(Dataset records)

========================================================================

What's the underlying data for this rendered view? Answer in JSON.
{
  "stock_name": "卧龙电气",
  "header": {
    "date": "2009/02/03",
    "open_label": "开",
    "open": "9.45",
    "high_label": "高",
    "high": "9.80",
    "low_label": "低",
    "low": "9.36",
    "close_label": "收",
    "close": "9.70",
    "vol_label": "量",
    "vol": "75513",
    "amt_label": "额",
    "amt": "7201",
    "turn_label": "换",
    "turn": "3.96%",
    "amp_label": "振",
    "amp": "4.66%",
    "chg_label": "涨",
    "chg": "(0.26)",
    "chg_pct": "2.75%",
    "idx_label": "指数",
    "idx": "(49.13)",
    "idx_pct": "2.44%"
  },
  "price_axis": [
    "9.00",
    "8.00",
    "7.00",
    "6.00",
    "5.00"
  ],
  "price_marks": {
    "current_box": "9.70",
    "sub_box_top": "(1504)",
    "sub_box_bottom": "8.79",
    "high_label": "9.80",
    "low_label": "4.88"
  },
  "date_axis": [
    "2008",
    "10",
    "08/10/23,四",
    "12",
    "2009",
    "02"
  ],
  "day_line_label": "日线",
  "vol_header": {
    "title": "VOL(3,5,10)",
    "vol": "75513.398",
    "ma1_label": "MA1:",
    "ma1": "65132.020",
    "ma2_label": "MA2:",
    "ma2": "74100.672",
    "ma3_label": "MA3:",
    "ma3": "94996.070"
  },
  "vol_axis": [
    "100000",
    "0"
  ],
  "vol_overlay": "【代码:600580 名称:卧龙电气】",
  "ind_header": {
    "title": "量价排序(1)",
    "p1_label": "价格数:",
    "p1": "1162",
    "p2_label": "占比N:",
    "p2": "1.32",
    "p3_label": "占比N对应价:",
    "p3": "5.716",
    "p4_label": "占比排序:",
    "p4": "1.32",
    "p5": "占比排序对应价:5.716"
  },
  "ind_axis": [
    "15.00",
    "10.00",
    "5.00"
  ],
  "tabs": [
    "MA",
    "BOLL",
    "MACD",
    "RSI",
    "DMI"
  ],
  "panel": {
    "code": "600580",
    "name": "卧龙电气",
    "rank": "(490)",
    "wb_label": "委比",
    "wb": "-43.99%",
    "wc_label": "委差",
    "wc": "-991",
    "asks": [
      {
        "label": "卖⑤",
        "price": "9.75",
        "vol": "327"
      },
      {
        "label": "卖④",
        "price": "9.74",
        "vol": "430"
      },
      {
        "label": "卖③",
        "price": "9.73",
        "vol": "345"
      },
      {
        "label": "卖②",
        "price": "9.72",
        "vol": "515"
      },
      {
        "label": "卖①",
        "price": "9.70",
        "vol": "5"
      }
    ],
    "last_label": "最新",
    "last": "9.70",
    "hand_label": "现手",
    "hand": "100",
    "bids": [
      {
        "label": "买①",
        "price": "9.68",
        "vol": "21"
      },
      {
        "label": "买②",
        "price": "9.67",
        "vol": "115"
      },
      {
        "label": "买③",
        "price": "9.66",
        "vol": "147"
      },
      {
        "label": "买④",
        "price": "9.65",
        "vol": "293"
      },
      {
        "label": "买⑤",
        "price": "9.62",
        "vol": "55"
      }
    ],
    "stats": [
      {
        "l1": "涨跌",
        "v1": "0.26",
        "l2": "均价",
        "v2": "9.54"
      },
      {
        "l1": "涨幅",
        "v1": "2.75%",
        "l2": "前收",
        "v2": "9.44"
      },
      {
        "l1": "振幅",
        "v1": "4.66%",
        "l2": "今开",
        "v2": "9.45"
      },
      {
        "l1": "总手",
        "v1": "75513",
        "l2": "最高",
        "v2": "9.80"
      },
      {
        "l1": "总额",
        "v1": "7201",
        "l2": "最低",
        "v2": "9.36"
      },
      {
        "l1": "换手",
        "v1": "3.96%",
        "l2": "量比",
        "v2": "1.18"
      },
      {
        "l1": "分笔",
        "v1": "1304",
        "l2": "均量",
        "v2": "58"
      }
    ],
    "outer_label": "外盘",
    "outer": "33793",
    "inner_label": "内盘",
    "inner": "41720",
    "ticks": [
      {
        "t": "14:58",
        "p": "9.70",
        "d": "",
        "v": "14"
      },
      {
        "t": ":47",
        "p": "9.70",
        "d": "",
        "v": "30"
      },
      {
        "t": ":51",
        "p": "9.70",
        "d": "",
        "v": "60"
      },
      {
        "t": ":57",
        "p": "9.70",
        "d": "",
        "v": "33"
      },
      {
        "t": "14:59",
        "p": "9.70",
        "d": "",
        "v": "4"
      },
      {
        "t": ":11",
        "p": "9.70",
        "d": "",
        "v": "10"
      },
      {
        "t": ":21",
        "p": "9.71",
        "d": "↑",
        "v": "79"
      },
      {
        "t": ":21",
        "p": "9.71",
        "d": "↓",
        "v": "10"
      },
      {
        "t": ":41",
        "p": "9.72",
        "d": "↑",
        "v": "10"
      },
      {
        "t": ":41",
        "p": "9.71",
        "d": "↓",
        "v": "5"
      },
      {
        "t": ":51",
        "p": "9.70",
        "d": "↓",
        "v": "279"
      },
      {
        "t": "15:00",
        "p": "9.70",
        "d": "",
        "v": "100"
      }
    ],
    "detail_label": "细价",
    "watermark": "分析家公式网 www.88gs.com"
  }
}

========================================================================

◆ WHAT IS NEEDED
Set down the material above again, word for word.

◆ WRITTEN SOLUTION
What's the underlying data for this rendered view? Answer in JSON.
{
  "stock_name": "卧龙电气",
  "header": {
    "date": "2009/02/03",
    "open_label": "开",
    "open": "9.45",
    "high_label": "高",
    "high": "9.80",
    "low_label": "低",
    "low": "9.36",
    "close_label": "收",
    "close": "9.70",
    "vol_label": "量",
    "vol": "75513",
    "amt_label": "额",
    "amt": "7201",
    "turn_label": "换",
    "turn": "3.96%",
    "amp_label": "振",
    "amp": "4.66%",
    "chg_label": "涨",
    "chg": "(0.26)",
    "chg_pct": "2.75%",
    "idx_label": "指数",
    "idx": "(49.13)",
    "idx_pct": "2.44%"
  },
  "price_axis": [
    "9.00",
    "8.00",
    "7.00",
    "6.00",
    "5.00"
  ],
  "price_marks": {
    "current_box": "9.70",
    "sub_box_top": "(1504)",
    "sub_box_bottom": "8.79",
    "high_label": "9.80",
    "low_label": "4.88"
  },
  "date_axis": [
    "2008",
    "10",
    "08/10/23,四",
    "12",
    "2009",
    "02"
  ],
  "day_line_label": "日线",
  "vol_header": {
    "title": "VOL(3,5,10)",
    "vol": "75513.398",
    "ma1_label": "MA1:",
    "ma1": "65132.020",
    "ma2_label": "MA2:",
    "ma2": "74100.672",
    "ma3_label": "MA3:",
    "ma3": "94996.070"
  },
  "vol_axis": [
    "100000",
    "0"
  ],
  "vol_overlay": "【代码:600580 名称:卧龙电气】",
  "ind_header": {
    "title": "量价排序(1)",
    "p1_label": "价格数:",
    "p1": "1162",
    "p2_label": "占比N:",
    "p2": "1.32",
    "p3_label": "占比N对应价:",
    "p3": "5.716",
    "p4_label": "占比排序:",
    "p4": "1.32",
    "p5": "占比排序对应价:5.716"
  },
  "ind_axis": [
    "15.00",
    "10.00",
    "5.00"
  ],
  "tabs": [
    "MA",
    "BOLL",
    "MACD",
    "RSI",
    "DMI"
  ],
  "panel": {
    "code": "600580",
    "name": "卧龙电气",
    "rank": "(490)",
    "wb_label": "委比",
    "wb": "-43.99%",
    "wc_label": "委差",
    "wc": "-991",
    "asks": [
      {
        "label": "卖⑤",
        "price": "9.75",
        "vol": "327"
      },
      {
        "label": "卖④",
        "price": "9.74",
        "vol": "430"
      },
      {
        "label": "卖③",
        "price": "9.73",
        "vol": "345"
      },
      {
        "label": "卖②",
        "price": "9.72",
        "vol": "515"
      },
      {
        "label": "卖①",
        "price": "9.70",
        "vol": "5"
      }
    ],
    "last_label": "最新",
    "last": "9.70",
    "hand_label": "现手",
    "hand": "100",
    "bids": [
      {
        "label": "买①",
        "price": "9.68",
        "vol": "21"
      },
      {
        "label": "买②",
        "price": "9.67",
        "vol": "115"
      },
      {
        "label": "买③",
        "price": "9.66",
        "vol": "147"
      },
      {
        "label": "买④",
        "price": "9.65",
        "vol": "293"
      },
      {
        "label": "买⑤",
        "price": "9.62",
        "vol": "55"
      }
    ],
    "stats": [
      {
        "l1": "涨跌",
        "v1": "0.26",
        "l2": "均价",
        "v2": "9.54"
      },
      {
        "l1": "涨幅",
        "v1": "2.75%",
        "l2": "前收",
        "v2": "9.44"
      },
      {
        "l1": "振幅",
        "v1": "4.66%",
        "l2": "今开",
        "v2": "9.45"
      },
      {
        "l1": "总手",
        "v1": "75513",
        "l2": "最高",
        "v2": "9.80"
      },
      {
        "l1": "总额",
        "v1": "7201",
        "l2": "最低",
        "v2": "9.36"
      },
      {
        "l1": "换手",
        "v1": "3.96%",
        "l2": "量比",
        "v2": "1.18"
      },
      {
        "l1": "分笔",
        "v1": "1304",
        "l2": "均量",
        "v2": "58"
      }
    ],
    "outer_label": "外盘",
    "outer": "33793",
    "inner_label": "内盘",
    "inner": "41720",
    "ticks": [
      {
        "t": "14:58",
        "p": "9.70",
        "d": "",
        "v": "14"
      },
      {
        "t": ":47",
        "p": "9.70",
        "d": "",
        "v": "30"
      },
      {
        "t": ":51",
        "p": "9.70",
        "d": "",
        "v": "60"
      },
      {
        "t": ":57",
        "p": "9.70",
        "d": "",
        "v": "33"
      },
      {
        "t": "14:59",
        "p": "9.70",
        "d": "",
        "v": "4"
      },
      {
        "t": ":11",
        "p": "9.70",
        "d": "",
        "v": "10"
      },
      {
        "t": ":21",
        "p": "9.71",
        "d": "↑",
        "v": "79"
      },
      {
        "t": ":21",
        "p": "9.71",
        "d": "↓",
        "v": "10"
      },
      {
        "t": ":41",
        "p": "9.72",
        "d": "↑",
        "v": "10"
      },
      {
        "t": ":41",
        "p": "9.71",
        "d": "↓",
        "v": "5"
      },
      {
        "t": ":51",
        "p": "9.70",
        "d": "↓",
        "v": "279"
      },
      {
        "t": "15:00",
        "p": "9.70",
        "d": "",
        "v": "100"
      }
    ],
    "detail_label": "细价",
    "watermark": "分析家公式网 www.88gs.com"
  }
}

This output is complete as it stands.